◆ Provided passage:
# SAW Party Theme



## kenswift (Jun 29, 2009)

First of all, I want do to say great job on the forum. I feel right at home and a embarrassed I hadn't discovered it earlier. Anyway, Two years ago I threw a pretty cool SAW party. It was very entailed, but I think the users of this forum will appreciate it. Heres how it went:

First, everyone got a DVD in the mail addressed to them, with a bloody fingerprint covered DVD inside that said PLAY ME on it. Each one was personalized and the Saw Puppet said THEIR name. Heres one I uploaded to YOUTUBE:

YouTube - Halloween Invitation 2007

When everyone got there, at about 11PM, one of my friends went to the microphone the DJ had and tried to call me up to do a speech. When I didnt show up, this all of a sudden came on the TV.

YouTube - HALLOWEEN PARTY SAW GAME

Then they split up the party into two groups because like 60 people attended.


The first group would go down to the basement and and see me sitting with the reverse bear trap on and a timer above my head counting down from 30 minutes. Heres what they had to do to save me.

1 - Look in the chest cavity of the cadaver and find the baggie with a micro cassette recorder. They had to sift through real liver, tripe, fake blood, ect.

2 - Open up a puzzle box that was sitting in the shrine room. Inside was a microcassette tape.

The tape said in the SAW voice:

Congratulations on solving your first clues. You seem to be working as a team, but I do expect some finger pointing. Sometimes it helps if you reflect on your goal. You will need tunnel vision and then whispered follow your heart, like in the movie. They then had to:

3 - Find the laser pointer that was on the fingertip of one of the hanging severed hands. Point it through a hole in the wall. Then someone had to go on the other side of that wall and reflect the beam into another hole. They had to use the mirror in the shrine. The areas around the holes were marked by spirals similar to the ones on the puppets cheeks.

◆ Work to complete:
1. List each numbered step the first group had to complete in the SAW party post.
2. Please return the part of the SAW party post starting with "When everyone got" and going on through "a microcassette tape.".
The material after the SAW party post is separate from it.

◆ Data section:
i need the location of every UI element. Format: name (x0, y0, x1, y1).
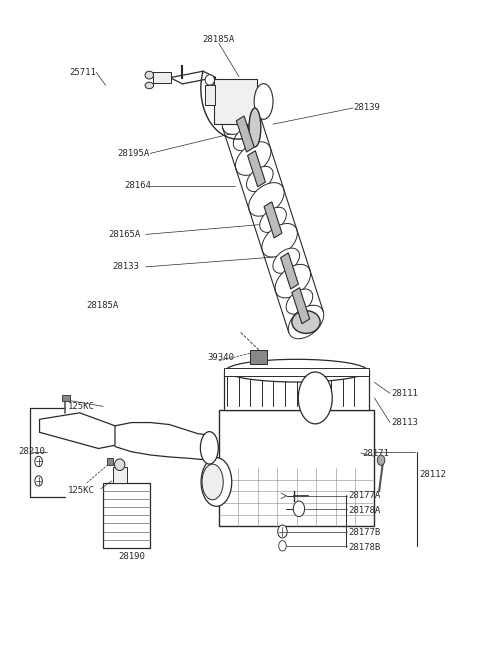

◆ The replies:
1.
1. Find the baggie holding a micro cassette recorder in the chest cavity of the cadaver.
2. Open the puzzle box in the shrine room, which held a microcassette tape.
3. Find the laser pointer on the fingertip of one of the hanging severed hands and point it through a hole in the wall, while someone on the other side of the wall uses the mirror in the shrine to reflect the beam into another hole.

2.
When everyone got there, at about 11PM, one of my friends went to the microphone the DJ had and tried to call me up to do a speech. When I didnt show up, this all of a sudden came on the TV.

YouTube - HALLOWEEN PARTY SAW GAME

Then they split up the party into two groups because like 60 people attended.


The first group would go down to the basement and and see me sitting with the reverse bear trap on and a timer above my head counting down from 30 minutes. Heres what they had to do to save me.

1 - Look in the chest cavity of the cadaver and find the baggie with a micro cassette recorder. They had to sift through real liver, tripe, fake blood, ect.

2 - Open up a puzzle box that was sitting in the shrine room. Inside was a microcassette tape.